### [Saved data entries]
━━━━
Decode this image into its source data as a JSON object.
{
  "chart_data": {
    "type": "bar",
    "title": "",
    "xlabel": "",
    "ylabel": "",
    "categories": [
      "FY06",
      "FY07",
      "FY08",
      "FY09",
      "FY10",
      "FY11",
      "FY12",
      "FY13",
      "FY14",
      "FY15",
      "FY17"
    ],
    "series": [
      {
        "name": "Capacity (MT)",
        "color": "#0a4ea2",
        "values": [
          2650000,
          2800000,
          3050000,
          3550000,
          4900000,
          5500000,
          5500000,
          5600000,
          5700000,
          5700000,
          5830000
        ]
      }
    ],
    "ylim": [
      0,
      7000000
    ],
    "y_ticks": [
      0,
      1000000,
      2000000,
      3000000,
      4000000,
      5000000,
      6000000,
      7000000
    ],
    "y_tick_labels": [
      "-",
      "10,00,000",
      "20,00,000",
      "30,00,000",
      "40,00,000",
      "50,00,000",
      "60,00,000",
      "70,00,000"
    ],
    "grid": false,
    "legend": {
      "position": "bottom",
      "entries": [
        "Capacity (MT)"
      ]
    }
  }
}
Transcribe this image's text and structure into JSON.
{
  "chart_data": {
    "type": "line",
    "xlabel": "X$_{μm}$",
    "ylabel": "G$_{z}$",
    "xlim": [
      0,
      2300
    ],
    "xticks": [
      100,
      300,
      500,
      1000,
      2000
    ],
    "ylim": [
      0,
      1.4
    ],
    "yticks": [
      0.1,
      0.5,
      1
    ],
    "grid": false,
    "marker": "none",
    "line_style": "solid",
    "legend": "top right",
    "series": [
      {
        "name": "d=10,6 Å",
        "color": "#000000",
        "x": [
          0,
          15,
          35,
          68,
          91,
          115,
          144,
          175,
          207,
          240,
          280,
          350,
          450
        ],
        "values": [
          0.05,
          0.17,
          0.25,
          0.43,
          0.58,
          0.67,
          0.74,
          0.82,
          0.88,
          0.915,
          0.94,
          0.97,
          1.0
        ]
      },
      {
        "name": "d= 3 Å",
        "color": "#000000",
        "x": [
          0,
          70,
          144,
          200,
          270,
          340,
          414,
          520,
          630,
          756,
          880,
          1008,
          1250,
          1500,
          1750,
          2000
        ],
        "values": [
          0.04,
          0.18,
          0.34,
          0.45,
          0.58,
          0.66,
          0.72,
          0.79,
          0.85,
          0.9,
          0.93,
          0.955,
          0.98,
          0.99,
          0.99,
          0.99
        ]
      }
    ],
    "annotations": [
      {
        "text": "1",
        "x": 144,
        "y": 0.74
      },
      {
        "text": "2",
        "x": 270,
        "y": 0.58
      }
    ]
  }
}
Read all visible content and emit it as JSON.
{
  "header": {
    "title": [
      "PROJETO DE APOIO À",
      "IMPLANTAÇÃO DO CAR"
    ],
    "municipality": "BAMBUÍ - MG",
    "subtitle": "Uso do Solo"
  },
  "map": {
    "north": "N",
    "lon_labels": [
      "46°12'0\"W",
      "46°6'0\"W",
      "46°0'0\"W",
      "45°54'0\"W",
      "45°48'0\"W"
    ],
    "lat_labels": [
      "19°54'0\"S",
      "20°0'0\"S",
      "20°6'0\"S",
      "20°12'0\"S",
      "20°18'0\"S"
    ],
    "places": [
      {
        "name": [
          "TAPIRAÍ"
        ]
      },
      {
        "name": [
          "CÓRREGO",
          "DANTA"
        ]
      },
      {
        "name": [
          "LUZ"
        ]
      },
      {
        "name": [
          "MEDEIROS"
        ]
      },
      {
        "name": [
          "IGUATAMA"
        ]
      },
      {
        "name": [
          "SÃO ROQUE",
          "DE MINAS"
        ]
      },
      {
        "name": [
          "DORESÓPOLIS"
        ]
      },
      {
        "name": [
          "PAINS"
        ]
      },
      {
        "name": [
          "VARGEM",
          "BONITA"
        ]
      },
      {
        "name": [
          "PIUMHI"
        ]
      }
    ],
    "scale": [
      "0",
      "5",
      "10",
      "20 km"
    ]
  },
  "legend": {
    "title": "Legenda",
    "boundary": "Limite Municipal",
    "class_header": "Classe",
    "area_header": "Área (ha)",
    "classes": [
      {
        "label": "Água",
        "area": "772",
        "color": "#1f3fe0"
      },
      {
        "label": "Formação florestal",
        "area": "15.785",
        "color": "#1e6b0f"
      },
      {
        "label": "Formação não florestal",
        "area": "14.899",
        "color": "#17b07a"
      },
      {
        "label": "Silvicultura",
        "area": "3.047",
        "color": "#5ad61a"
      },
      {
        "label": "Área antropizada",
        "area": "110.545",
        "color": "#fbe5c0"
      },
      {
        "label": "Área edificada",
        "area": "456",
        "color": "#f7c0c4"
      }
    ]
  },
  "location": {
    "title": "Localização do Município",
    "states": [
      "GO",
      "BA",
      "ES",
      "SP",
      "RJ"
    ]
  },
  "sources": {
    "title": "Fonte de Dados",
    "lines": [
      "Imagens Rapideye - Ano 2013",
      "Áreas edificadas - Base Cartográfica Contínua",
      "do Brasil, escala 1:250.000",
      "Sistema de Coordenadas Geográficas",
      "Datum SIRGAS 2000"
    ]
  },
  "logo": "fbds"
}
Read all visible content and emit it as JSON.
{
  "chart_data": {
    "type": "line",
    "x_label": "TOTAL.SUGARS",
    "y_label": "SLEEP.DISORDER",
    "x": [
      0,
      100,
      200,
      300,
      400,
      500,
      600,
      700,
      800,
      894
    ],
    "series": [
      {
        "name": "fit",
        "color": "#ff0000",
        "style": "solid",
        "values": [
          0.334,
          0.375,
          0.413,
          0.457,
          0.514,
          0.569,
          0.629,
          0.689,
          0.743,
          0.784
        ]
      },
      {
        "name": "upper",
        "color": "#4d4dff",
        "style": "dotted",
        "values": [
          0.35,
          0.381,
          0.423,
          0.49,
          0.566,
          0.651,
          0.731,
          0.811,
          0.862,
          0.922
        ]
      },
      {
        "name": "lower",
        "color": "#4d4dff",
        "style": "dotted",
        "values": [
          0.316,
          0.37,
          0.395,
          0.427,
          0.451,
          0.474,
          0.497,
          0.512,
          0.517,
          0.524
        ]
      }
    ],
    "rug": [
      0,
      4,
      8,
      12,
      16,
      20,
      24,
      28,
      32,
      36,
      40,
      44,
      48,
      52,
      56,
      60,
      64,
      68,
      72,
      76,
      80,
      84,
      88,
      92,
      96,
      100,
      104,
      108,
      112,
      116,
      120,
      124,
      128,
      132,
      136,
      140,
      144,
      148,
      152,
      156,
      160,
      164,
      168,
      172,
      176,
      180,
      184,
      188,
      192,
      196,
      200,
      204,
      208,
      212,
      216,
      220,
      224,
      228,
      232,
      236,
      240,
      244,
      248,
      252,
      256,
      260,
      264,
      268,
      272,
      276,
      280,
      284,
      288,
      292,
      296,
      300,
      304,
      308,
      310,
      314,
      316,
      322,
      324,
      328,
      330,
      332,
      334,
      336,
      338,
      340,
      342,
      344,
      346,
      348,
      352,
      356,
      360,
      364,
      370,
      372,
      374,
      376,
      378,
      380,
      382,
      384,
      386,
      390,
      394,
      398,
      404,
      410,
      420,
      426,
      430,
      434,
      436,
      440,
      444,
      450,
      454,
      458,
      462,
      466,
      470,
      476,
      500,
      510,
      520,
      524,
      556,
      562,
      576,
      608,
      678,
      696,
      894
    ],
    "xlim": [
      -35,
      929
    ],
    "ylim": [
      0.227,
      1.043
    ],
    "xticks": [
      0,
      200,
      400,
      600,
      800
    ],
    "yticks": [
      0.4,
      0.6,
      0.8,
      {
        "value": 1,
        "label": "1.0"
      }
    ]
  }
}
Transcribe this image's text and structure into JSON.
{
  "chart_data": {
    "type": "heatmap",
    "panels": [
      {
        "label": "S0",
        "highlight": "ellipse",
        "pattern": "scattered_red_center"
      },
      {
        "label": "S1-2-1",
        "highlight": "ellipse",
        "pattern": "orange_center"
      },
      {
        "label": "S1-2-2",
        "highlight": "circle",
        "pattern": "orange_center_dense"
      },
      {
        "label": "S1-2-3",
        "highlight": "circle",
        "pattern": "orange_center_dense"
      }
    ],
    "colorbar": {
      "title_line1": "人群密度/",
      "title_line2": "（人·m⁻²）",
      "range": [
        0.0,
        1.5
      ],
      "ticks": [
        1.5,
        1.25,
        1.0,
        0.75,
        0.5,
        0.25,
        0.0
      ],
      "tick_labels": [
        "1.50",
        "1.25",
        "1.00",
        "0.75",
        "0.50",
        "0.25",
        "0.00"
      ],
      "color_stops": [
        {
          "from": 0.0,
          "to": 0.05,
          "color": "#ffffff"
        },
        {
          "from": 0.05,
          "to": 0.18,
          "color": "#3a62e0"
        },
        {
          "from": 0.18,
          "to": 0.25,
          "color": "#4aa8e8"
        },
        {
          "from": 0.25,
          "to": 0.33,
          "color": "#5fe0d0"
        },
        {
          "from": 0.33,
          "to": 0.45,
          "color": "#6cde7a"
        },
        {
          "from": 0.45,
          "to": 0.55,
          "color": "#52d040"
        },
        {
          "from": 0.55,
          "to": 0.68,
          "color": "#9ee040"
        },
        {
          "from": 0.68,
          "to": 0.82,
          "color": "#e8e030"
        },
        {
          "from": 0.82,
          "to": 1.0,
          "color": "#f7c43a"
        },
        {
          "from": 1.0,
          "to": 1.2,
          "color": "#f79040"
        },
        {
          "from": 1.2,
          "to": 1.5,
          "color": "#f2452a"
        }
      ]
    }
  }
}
━━━━
### [Exercise directions]
Gather each line in the data that holds the string "pattern".

### [Correct response]
        "pattern": "scattered_red_center"
        "pattern": "orange_center"
        "pattern": "orange_center_dense"
        "pattern": "orange_center_dense"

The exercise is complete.